## begin Data excerpts
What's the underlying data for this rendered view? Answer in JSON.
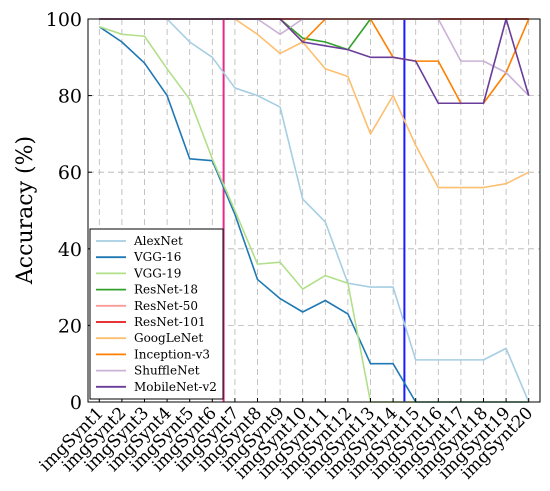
{
  "chart_data": {
    "type": "line",
    "title": "",
    "xlabel": "",
    "ylabel": "Accuracy (%)",
    "ylim": [
      0,
      100
    ],
    "yticks": [
      0,
      20,
      40,
      60,
      80,
      100
    ],
    "grid": true,
    "legend_position": "bottom-left",
    "categories": [
      "imgSynt1",
      "imgSynt2",
      "imgSynt3",
      "imgSynt4",
      "imgSynt5",
      "imgSynt6",
      "imgSynt7",
      "imgSynt8",
      "imgSynt9",
      "imgSynt10",
      "imgSynt11",
      "imgSynt12",
      "imgSynt13",
      "imgSynt14",
      "imgSynt15",
      "imgSynt16",
      "imgSynt17",
      "imgSynt18",
      "imgSynt19",
      "imgSynt20"
    ],
    "series": [
      {
        "name": "AlexNet",
        "color": "#a6cee3",
        "values": [
          100,
          100,
          100,
          100,
          94,
          90,
          82,
          80,
          77,
          53,
          47,
          31,
          30,
          30,
          11,
          11,
          11,
          11,
          14,
          0
        ]
      },
      {
        "name": "VGG-16",
        "color": "#1f78b4",
        "values": [
          98,
          94,
          88.5,
          80,
          63.5,
          63,
          49,
          32,
          27,
          23.5,
          26.5,
          23,
          10,
          10,
          0,
          0,
          0,
          0,
          0,
          0
        ]
      },
      {
        "name": "VGG-19",
        "color": "#b2df8a",
        "values": [
          98,
          96,
          95.5,
          87,
          79,
          63.5,
          50,
          36,
          36.5,
          29.5,
          33,
          31,
          0,
          0,
          0,
          0,
          0,
          0,
          0,
          0
        ]
      },
      {
        "name": "ResNet-18",
        "color": "#33a02c",
        "values": [
          100,
          100,
          100,
          100,
          100,
          100,
          100,
          100,
          100,
          95,
          94,
          92,
          100,
          100,
          100,
          100,
          100,
          100,
          100,
          100
        ]
      },
      {
        "name": "ResNet-50",
        "color": "#fb9a99",
        "values": [
          100,
          100,
          100,
          100,
          100,
          100,
          100,
          100,
          100,
          100,
          100,
          100,
          100,
          100,
          100,
          100,
          100,
          100,
          100,
          100
        ]
      },
      {
        "name": "ResNet-101",
        "color": "#e31a1c",
        "values": [
          100,
          100,
          100,
          100,
          100,
          100,
          100,
          100,
          100,
          100,
          100,
          100,
          100,
          100,
          100,
          100,
          100,
          100,
          100,
          100
        ]
      },
      {
        "name": "GoogLeNet",
        "color": "#fdbf6f",
        "values": [
          100,
          100,
          100,
          100,
          100,
          100,
          100,
          96,
          91,
          94,
          87,
          85,
          70,
          80,
          67,
          56,
          56,
          56,
          57,
          60
        ]
      },
      {
        "name": "Inception-v3",
        "color": "#ff7f00",
        "values": [
          100,
          100,
          100,
          100,
          100,
          100,
          100,
          100,
          100,
          94,
          100,
          100,
          100,
          90,
          89,
          89,
          78,
          78,
          86,
          100
        ]
      },
      {
        "name": "ShuffleNet",
        "color": "#cab2d6",
        "values": [
          100,
          100,
          100,
          100,
          100,
          100,
          100,
          100,
          96,
          100,
          100,
          100,
          100,
          100,
          100,
          100,
          89,
          89,
          86,
          80
        ]
      },
      {
        "name": "MobileNet-v2",
        "color": "#6a3d9a",
        "values": [
          100,
          100,
          100,
          100,
          100,
          100,
          100,
          100,
          100,
          94,
          93,
          92,
          90,
          90,
          89,
          78,
          78,
          78,
          100,
          80
        ]
      }
    ],
    "markers": [
      {
        "x": 6.5,
        "color": "#e7298a"
      },
      {
        "x": 14.5,
        "color": "#1a1aff"
      }
    ]
  }
}
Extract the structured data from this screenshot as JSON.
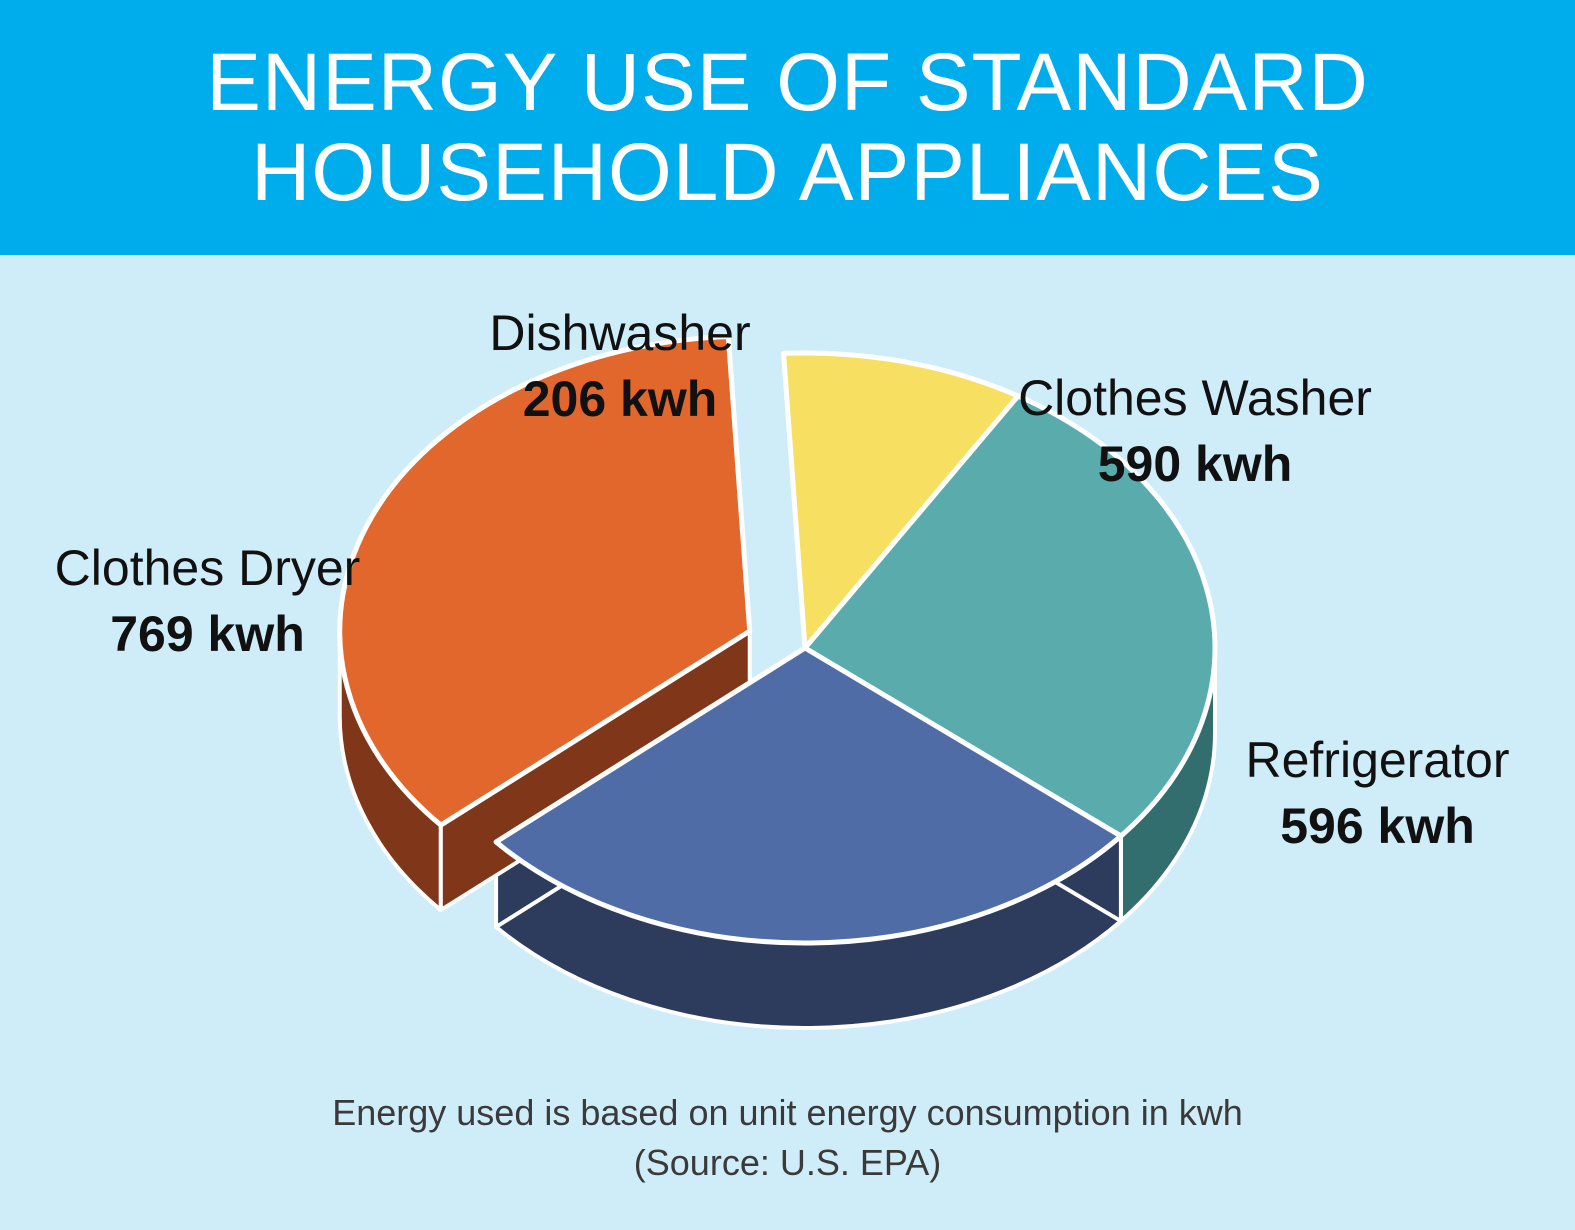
{
  "header": {
    "title_line1": "ENERGY USE OF STANDARD",
    "title_line2": "HOUSEHOLD APPLIANCES",
    "background": "#00adec"
  },
  "page": {
    "background": "#cfedf9"
  },
  "chart_data": {
    "type": "pie",
    "style": "3d-exploded",
    "unit": "kwh",
    "slices": [
      {
        "label": "Dishwasher",
        "value": 206,
        "value_label": "206 kwh",
        "color": "#f7df62",
        "side_color": "#5a4e20"
      },
      {
        "label": "Clothes Washer",
        "value": 590,
        "value_label": "590 kwh",
        "color": "#5aacac",
        "side_color": "#336e6e"
      },
      {
        "label": "Refrigerator",
        "value": 596,
        "value_label": "596 kwh",
        "color": "#4f6ca6",
        "side_color": "#2d3b5c"
      },
      {
        "label": "Clothes Dryer",
        "value": 769,
        "value_label": "769 kwh",
        "color": "#e2672d",
        "side_color": "#7f3619",
        "exploded": true
      }
    ]
  },
  "footnote": {
    "line1": "Energy used is based on unit energy consumption in kwh",
    "line2": "(Source: U.S. EPA)"
  }
}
## end Data excerpts
§ Task prompt: Check each line above for the string "this", then copy the ones that have it.

§ Problem solution:
What's the underlying data for this rendered view? Answer in JSON.
Extract the structured data from this screenshot as JSON.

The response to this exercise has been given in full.